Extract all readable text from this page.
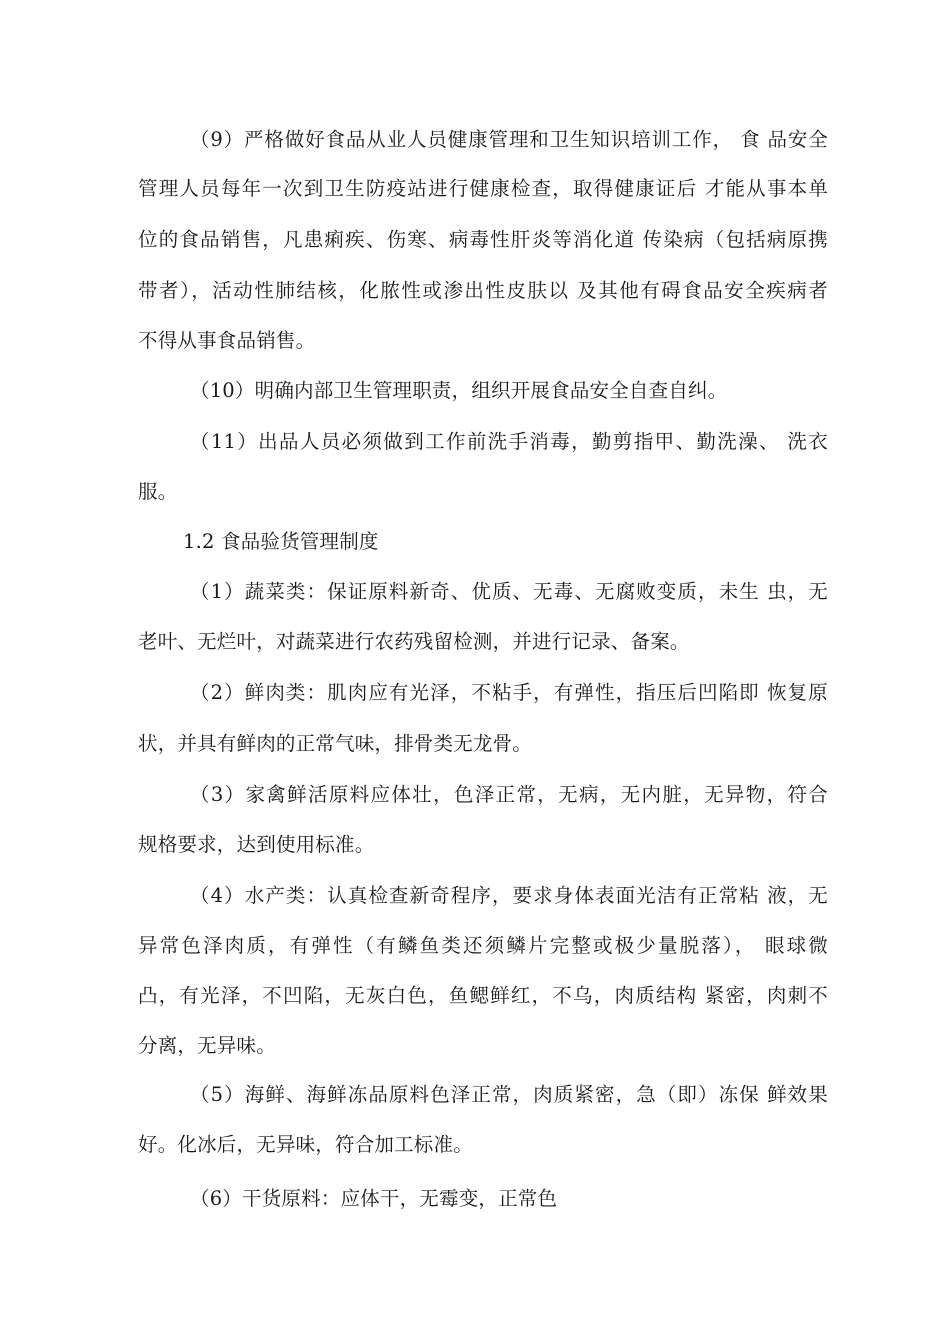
（9）严格做好食品从业人员健康管理和卫生知识培训工作， 食 品安全
管理人员每年一次到卫生防疫站进行健康检查，取得健康证后 才能从事本单
位的食品销售，凡患痢疾、伤寒、病毒性肝炎等消化道 传染病（包括病原携
带者），活动性肺结核，化脓性或渗出性皮肤以 及其他有碍食品安全疾病者
不得从事食品销售。
（10）明确内部卫生管理职责，组织开展食品安全自查自纠。
（11）出品人员必须做到工作前洗手消毒，勤剪指甲、勤洗澡、 洗衣
服。
1.2 食品验货管理制度
（1）蔬菜类：保证原料新奇、优质、无毒、无腐败变质，未生 虫，无
老叶、无烂叶，对蔬菜进行农药残留检测，并进行记录、备案。
（2）鲜肉类：肌肉应有光泽，不粘手，有弹性，指压后凹陷即 恢复原
状，并具有鲜肉的正常气味，排骨类无龙骨。
（3）家禽鲜活原料应体壮，色泽正常，无病，无内脏，无异物，符合
规格要求，达到使用标准。
（4）水产类：认真检查新奇程序，要求身体表面光洁有正常粘 液，无
异常色泽肉质，有弹性（有鳞鱼类还须鳞片完整或极少量脱落）， 眼球微
凸，有光泽，不凹陷，无灰白色，鱼鳃鲜红，不乌，肉质结构 紧密，肉刺不
分离，无异味。
（5）海鲜、海鲜冻品原料色泽正常，肉质紧密，急（即）冻保 鲜效果
好。化冰后，无异味，符合加工标准。
（6）干货原料：应体干，无霉变，正常色
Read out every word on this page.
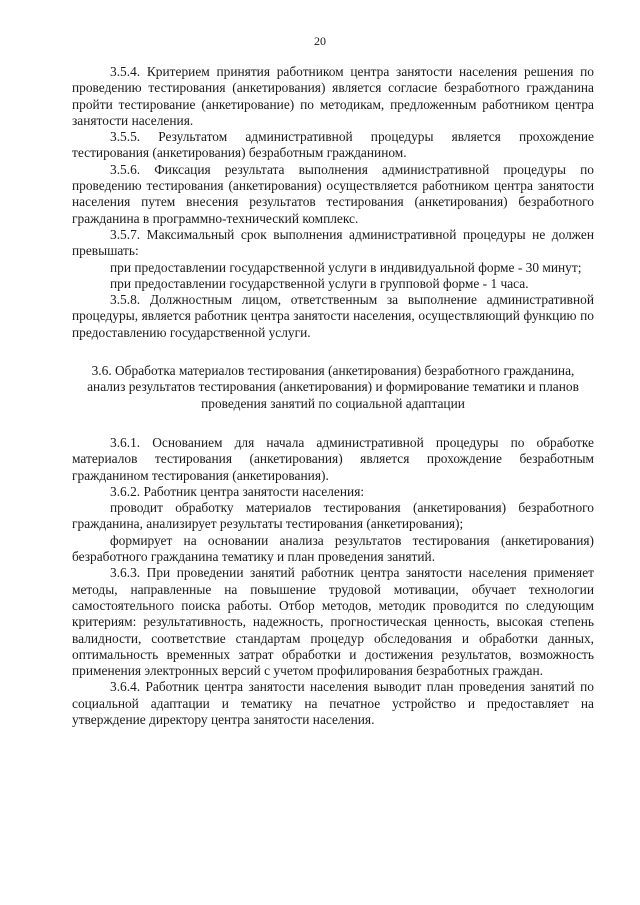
20

3.5.4. Критерием принятия работником центра занятости населения решения по проведению тестирования (анкетирования) является согласие безработного гражданина пройти тестирование (анкетирование) по методикам, предложенным работником центра занятости населения.

3.5.5. Результатом административной процедуры является прохождение тестирования (анкетирования) безработным гражданином.

3.5.6. Фиксация результата выполнения административной процедуры по проведению тестирования (анкетирования) осуществляется работником центра занятости населения путем внесения результатов тестирования (анкетирования) безработного гражданина в программно-технический комплекс.

3.5.7. Максимальный срок выполнения административной процедуры не должен превышать:

при предоставлении государственной услуги в индивидуальной форме - 30 минут;

при предоставлении государственной услуги в групповой форме - 1 часа.

3.5.8. Должностным лицом, ответственным за выполнение административной процедуры, является работник центра занятости населения, осуществляющий функцию по предоставлению государственной услуги.

3.6. Обработка материалов тестирования (анкетирования) безработного гражданина, анализ результатов тестирования (анкетирования) и формирование тематики и планов проведения занятий по социальной адаптации

3.6.1. Основанием для начала административной процедуры по обработке материалов тестирования (анкетирования) является прохождение безработным гражданином тестирования (анкетирования).

3.6.2. Работник центра занятости населения:

проводит обработку материалов тестирования (анкетирования) безработного гражданина, анализирует результаты тестирования (анкетирования);

формирует на основании анализа результатов тестирования (анкетирования) безработного гражданина тематику и план проведения занятий.

3.6.3. При проведении занятий работник центра занятости населения применяет методы, направленные на повышение трудовой мотивации, обучает технологии самостоятельного поиска работы. Отбор методов, методик проводится по следующим критериям: результативность, надежность, прогностическая ценность, высокая степень валидности, соответствие стандартам процедур обследования и обработки данных, оптимальность временных затрат обработки и достижения результатов, возможность применения электронных версий с учетом профилирования безработных граждан.

3.6.4. Работник центра занятости населения выводит план проведения занятий по социальной адаптации и тематику на печатное устройство и предоставляет на утверждение директору центра занятости населения.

━━━━━━━━

Transcribe all the records above word for word, without their images.

Extract all readable text from this page.
（9）严格做好食品从业人员健康管理和卫生知识培训工作， 食 品安全
管理人员每年一次到卫生防疫站进行健康检查，取得健康证后 才能从事本单
位的食品销售，凡患痢疾、伤寒、病毒性肝炎等消化道 传染病（包括病原携
带者），活动性肺结核，化脓性或渗出性皮肤以 及其他有碍食品安全疾病者
不得从事食品销售。
（10）明确内部卫生管理职责，组织开展食品安全自查自纠。
（11）出品人员必须做到工作前洗手消毒，勤剪指甲、勤洗澡、 洗衣
服。
1.2 食品验货管理制度
（1）蔬菜类：保证原料新奇、优质、无毒、无腐败变质，未生 虫，无
老叶、无烂叶，对蔬菜进行农药残留检测，并进行记录、备案。
（2）鲜肉类：肌肉应有光泽，不粘手，有弹性，指压后凹陷即 恢复原
状，并具有鲜肉的正常气味，排骨类无龙骨。
（3）家禽鲜活原料应体壮，色泽正常，无病，无内脏，无异物，符合
规格要求，达到使用标准。
（4）水产类：认真检查新奇程序，要求身体表面光洁有正常粘 液，无
异常色泽肉质，有弹性（有鳞鱼类还须鳞片完整或极少量脱落）， 眼球微
凸，有光泽，不凹陷，无灰白色，鱼鳃鲜红，不乌，肉质结构 紧密，肉刺不
分离，无异味。
（5）海鲜、海鲜冻品原料色泽正常，肉质紧密，急（即）冻保 鲜效果
好。化冰后，无异味，符合加工标准。
（6）干货原料：应体干，无霉变，正常色
Read out every word on this page.
20

3.5.4. Критерием принятия работником центра занятости населения решения по проведению тестирования (анкетирования) является согласие безработного гражданина пройти тестирование (анкетирование) по методикам, предложенным работником центра занятости населения.

3.5.5. Результатом административной процедуры является прохождение тестирования (анкетирования) безработным гражданином.

3.5.6. Фиксация результата выполнения административной процедуры по проведению тестирования (анкетирования) осуществляется работником центра занятости населения путем внесения результатов тестирования (анкетирования) безработного гражданина в программно-технический комплекс.

3.5.7. Максимальный срок выполнения административной процедуры не должен превышать:

при предоставлении государственной услуги в индивидуальной форме - 30 минут;

при предоставлении государственной услуги в групповой форме - 1 часа.

3.5.8. Должностным лицом, ответственным за выполнение административной процедуры, является работник центра занятости населения, осуществляющий функцию по предоставлению государственной услуги.

3.6. Обработка материалов тестирования (анкетирования) безработного гражданина, анализ результатов тестирования (анкетирования) и формирование тематики и планов проведения занятий по социальной адаптации

3.6.1. Основанием для начала административной процедуры по обработке материалов тестирования (анкетирования) является прохождение безработным гражданином тестирования (анкетирования).

3.6.2. Работник центра занятости населения:

проводит обработку материалов тестирования (анкетирования) безработного гражданина, анализирует результаты тестирования (анкетирования);

формирует на основании анализа результатов тестирования (анкетирования) безработного гражданина тематику и план проведения занятий.

3.6.3. При проведении занятий работник центра занятости населения применяет методы, направленные на повышение трудовой мотивации, обучает технологии самостоятельного поиска работы. Отбор методов, методик проводится по следующим критериям: результативность, надежность, прогностическая ценность, высокая степень валидности, соответствие стандартам процедур обследования и обработки данных, оптимальность временных затрат обработки и достижения результатов, возможность применения электронных версий с учетом профилирования безработных граждан.

3.6.4. Работник центра занятости населения выводит план проведения занятий по социальной адаптации и тематику на печатное устройство и предоставляет на утверждение директору центра занятости населения.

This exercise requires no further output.